> **TO DO**
Every record should be written out exactly, please.

Data records:
_ _ _

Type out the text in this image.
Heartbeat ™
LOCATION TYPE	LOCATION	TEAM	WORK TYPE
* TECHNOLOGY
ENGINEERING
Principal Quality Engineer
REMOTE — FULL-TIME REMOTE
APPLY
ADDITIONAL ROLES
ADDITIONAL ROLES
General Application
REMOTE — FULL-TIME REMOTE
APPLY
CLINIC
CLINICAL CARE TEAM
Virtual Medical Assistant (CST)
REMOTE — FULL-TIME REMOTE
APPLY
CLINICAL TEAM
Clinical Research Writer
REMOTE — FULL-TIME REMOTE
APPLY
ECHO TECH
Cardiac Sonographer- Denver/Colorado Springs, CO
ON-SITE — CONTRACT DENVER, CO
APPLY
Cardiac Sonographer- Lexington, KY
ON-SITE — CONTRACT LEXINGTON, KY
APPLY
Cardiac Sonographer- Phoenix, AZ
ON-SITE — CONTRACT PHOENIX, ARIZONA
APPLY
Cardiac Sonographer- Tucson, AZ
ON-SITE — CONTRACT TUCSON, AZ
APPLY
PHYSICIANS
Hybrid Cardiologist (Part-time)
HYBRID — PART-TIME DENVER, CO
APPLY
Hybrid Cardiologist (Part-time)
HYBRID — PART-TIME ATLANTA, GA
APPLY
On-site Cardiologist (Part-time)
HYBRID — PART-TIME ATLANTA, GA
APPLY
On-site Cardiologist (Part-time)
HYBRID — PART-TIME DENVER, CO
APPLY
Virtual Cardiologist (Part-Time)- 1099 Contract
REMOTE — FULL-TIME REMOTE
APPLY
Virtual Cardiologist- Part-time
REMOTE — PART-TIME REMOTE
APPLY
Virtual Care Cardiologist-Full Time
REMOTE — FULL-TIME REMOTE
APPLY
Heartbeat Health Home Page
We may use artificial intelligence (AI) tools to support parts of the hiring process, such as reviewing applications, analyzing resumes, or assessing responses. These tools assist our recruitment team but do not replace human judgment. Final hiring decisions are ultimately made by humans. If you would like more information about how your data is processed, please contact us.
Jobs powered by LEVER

_ _ _

> **EXERCISE SOLUTION**
Type out the text in this image.
Heartbeat ™
LOCATION TYPE	LOCATION	TEAM	WORK TYPE
* TECHNOLOGY
ENGINEERING
Principal Quality Engineer
REMOTE — FULL-TIME REMOTE
APPLY
ADDITIONAL ROLES
ADDITIONAL ROLES
General Application
REMOTE — FULL-TIME REMOTE
APPLY
CLINIC
CLINICAL CARE TEAM
Virtual Medical Assistant (CST)
REMOTE — FULL-TIME REMOTE
APPLY
CLINICAL TEAM
Clinical Research Writer
REMOTE — FULL-TIME REMOTE
APPLY
ECHO TECH
Cardiac Sonographer- Denver/Colorado Springs, CO
ON-SITE — CONTRACT DENVER, CO
APPLY
Cardiac Sonographer- Lexington, KY
ON-SITE — CONTRACT LEXINGTON, KY
APPLY
Cardiac Sonographer- Phoenix, AZ
ON-SITE — CONTRACT PHOENIX, ARIZONA
APPLY
Cardiac Sonographer- Tucson, AZ
ON-SITE — CONTRACT TUCSON, AZ
APPLY
PHYSICIANS
Hybrid Cardiologist (Part-time)
HYBRID — PART-TIME DENVER, CO
APPLY
Hybrid Cardiologist (Part-time)
HYBRID — PART-TIME ATLANTA, GA
APPLY
On-site Cardiologist (Part-time)
HYBRID — PART-TIME ATLANTA, GA
APPLY
On-site Cardiologist (Part-time)
HYBRID — PART-TIME DENVER, CO
APPLY
Virtual Cardiologist (Part-Time)- 1099 Contract
REMOTE — FULL-TIME REMOTE
APPLY
Virtual Cardiologist- Part-time
REMOTE — PART-TIME REMOTE
APPLY
Virtual Care Cardiologist-Full Time
REMOTE — FULL-TIME REMOTE
APPLY
Heartbeat Health Home Page
We may use artificial intelligence (AI) tools to support parts of the hiring process, such as reviewing applications, analyzing resumes, or assessing responses. These tools assist our recruitment team but do not replace human judgment. Final hiring decisions are ultimately made by humans. If you would like more information about how your data is processed, please contact us.
Jobs powered by LEVER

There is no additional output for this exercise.